§ OBJECTIVE
Rewrite the material as a Markdown table with the columns Row and Line, covering only the lines from the one containing "header-divider-line — [98, 140, 1480, 143]" through the one containing "stone-english-title: ZHEJIANG CONSERVATORY". Number each line in order and leave out any blank lines.

[Records]

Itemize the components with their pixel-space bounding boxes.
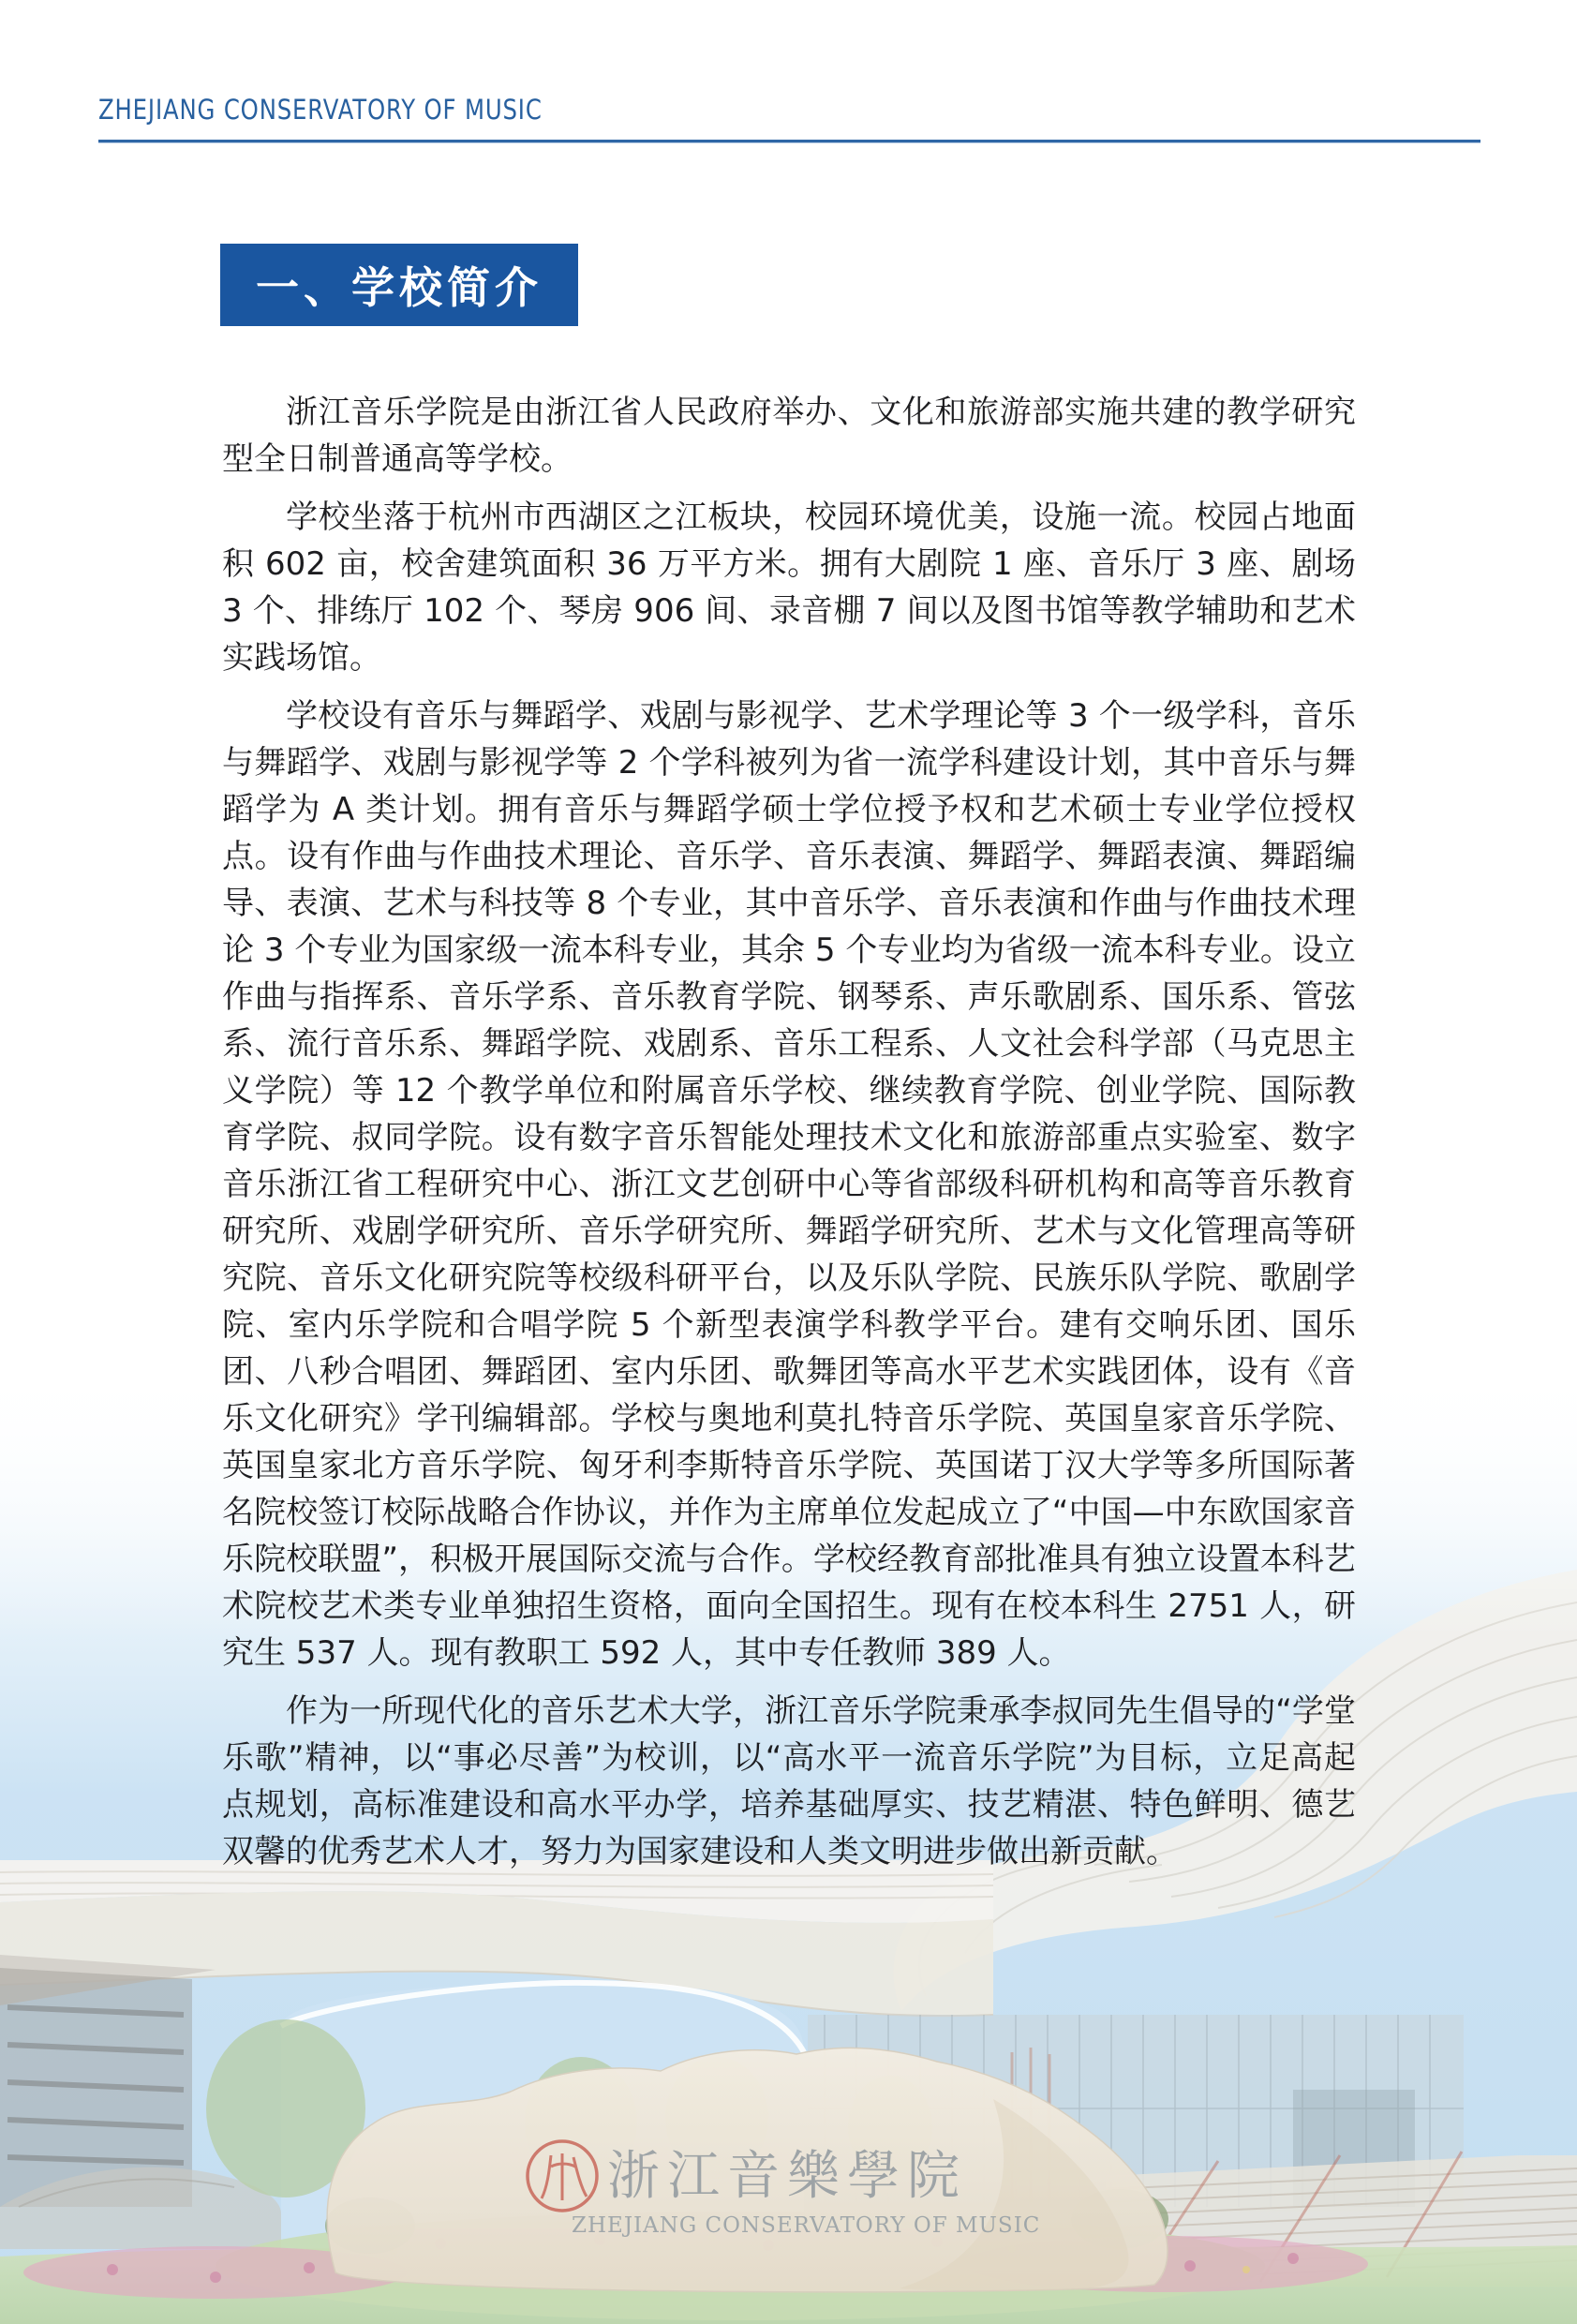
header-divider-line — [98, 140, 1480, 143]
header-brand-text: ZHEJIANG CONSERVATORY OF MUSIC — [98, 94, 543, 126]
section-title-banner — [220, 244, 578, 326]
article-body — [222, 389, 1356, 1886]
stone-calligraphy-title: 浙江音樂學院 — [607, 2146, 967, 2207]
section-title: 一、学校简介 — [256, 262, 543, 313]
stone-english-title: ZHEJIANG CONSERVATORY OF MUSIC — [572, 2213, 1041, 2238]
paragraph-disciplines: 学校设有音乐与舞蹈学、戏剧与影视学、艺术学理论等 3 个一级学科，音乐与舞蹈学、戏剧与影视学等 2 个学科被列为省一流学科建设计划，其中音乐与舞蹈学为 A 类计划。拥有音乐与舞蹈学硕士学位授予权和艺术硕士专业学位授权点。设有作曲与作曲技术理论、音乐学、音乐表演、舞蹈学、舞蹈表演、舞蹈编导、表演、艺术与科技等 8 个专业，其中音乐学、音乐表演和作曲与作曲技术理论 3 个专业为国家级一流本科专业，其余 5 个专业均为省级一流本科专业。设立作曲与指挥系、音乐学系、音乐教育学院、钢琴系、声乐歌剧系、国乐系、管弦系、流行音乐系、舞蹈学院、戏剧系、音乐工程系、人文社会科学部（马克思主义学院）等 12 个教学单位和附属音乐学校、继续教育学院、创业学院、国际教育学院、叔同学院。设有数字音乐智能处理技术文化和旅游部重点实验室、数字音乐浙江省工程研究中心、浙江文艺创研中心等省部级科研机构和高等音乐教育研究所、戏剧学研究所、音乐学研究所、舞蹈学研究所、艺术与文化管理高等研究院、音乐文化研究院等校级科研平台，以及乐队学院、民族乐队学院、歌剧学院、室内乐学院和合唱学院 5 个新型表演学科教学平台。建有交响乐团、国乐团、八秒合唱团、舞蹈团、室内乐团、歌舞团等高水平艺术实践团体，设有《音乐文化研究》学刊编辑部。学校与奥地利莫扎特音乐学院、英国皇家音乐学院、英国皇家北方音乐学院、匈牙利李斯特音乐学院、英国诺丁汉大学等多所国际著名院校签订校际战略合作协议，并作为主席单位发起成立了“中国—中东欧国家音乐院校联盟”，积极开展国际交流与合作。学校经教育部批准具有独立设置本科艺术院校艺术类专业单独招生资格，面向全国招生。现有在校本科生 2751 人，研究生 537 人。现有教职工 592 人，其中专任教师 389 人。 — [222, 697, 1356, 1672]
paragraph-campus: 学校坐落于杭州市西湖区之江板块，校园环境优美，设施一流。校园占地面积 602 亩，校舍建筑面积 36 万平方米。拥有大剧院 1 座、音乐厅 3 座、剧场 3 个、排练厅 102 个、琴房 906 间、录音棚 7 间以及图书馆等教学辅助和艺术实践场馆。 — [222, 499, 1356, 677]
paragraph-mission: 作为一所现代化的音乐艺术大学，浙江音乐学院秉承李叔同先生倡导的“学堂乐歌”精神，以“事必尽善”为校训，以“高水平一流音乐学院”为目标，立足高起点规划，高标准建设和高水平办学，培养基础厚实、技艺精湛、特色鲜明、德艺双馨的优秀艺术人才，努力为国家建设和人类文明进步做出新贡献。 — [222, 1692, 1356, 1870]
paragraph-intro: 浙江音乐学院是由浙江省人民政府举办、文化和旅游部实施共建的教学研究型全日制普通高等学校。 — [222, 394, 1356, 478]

* * *

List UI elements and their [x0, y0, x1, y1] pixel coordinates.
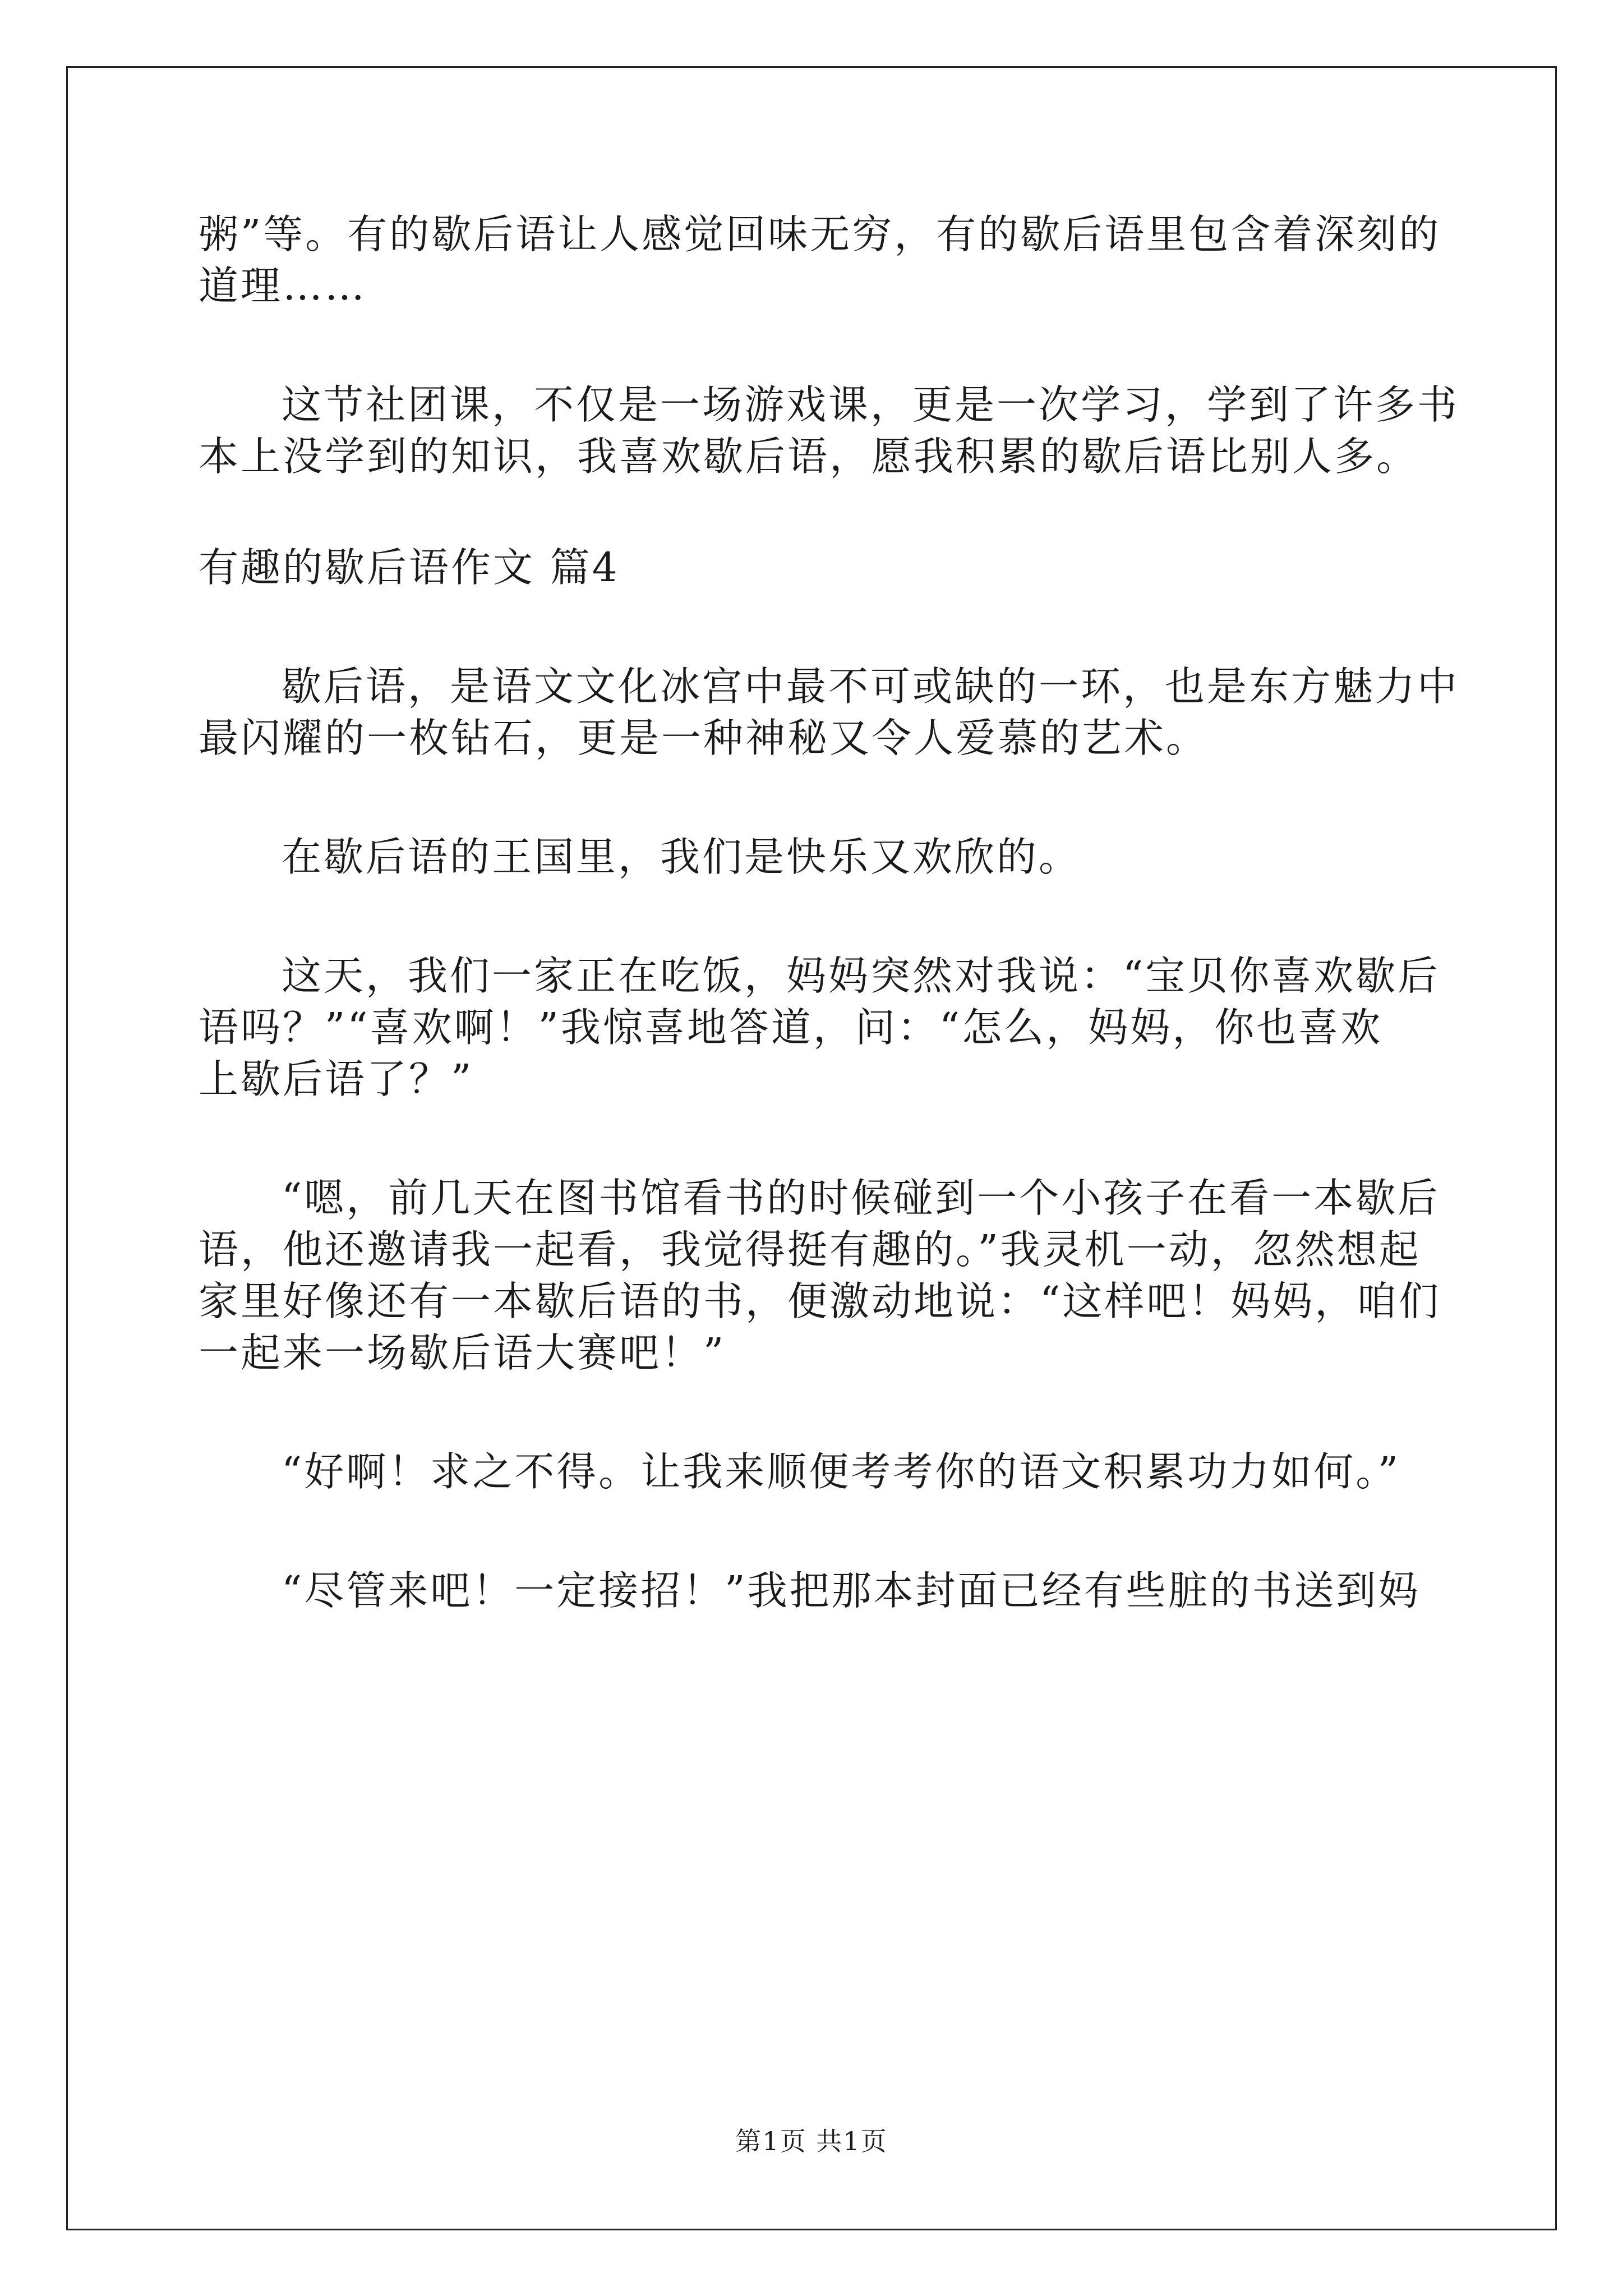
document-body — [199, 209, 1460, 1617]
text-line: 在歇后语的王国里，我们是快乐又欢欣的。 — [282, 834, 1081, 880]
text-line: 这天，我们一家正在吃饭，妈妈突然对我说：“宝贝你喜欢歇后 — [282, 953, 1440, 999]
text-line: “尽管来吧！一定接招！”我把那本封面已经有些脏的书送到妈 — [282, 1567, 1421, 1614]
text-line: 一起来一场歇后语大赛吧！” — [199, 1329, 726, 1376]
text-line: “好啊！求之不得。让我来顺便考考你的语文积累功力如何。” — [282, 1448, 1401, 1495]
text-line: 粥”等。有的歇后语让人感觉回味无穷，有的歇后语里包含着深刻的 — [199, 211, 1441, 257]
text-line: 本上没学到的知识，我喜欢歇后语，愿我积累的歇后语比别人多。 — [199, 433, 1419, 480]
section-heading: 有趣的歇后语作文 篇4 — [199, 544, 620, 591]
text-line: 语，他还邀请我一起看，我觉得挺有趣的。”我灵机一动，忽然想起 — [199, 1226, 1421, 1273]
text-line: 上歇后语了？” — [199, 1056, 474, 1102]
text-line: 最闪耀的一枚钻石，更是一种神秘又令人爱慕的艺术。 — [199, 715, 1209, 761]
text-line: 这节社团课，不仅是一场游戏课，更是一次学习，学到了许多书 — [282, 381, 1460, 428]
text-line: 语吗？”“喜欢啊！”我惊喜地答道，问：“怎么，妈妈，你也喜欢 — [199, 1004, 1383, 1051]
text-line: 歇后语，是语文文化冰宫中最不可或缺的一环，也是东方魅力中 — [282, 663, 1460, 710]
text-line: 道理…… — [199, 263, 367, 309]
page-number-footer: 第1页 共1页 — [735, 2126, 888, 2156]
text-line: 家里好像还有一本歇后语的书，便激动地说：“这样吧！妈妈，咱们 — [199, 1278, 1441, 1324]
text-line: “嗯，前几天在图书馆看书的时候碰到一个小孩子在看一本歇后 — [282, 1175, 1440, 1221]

§ THE RESULT
| Row | Line |
|---|---|
| 1 | header-divider-line — [98, 140, 1480, 143] |
| 2 | header-brand-text: ZHEJIANG CONSERVATORY OF MUSIC — [98, 94, 543, 126] |
| 3 | section-title-banner — [220, 244, 578, 326] |
| 4 | article-body — [222, 389, 1356, 1886] |
| 5 | stone-calligraphy-title: 浙江音樂學院 — [607, 2146, 967, 2207] |
| 6 | section-title: 一、学校简介 — [256, 262, 543, 313] |
| 7 | stone-english-title: ZHEJIANG CONSERVATORY OF MUSIC — [572, 2213, 1041, 2238] |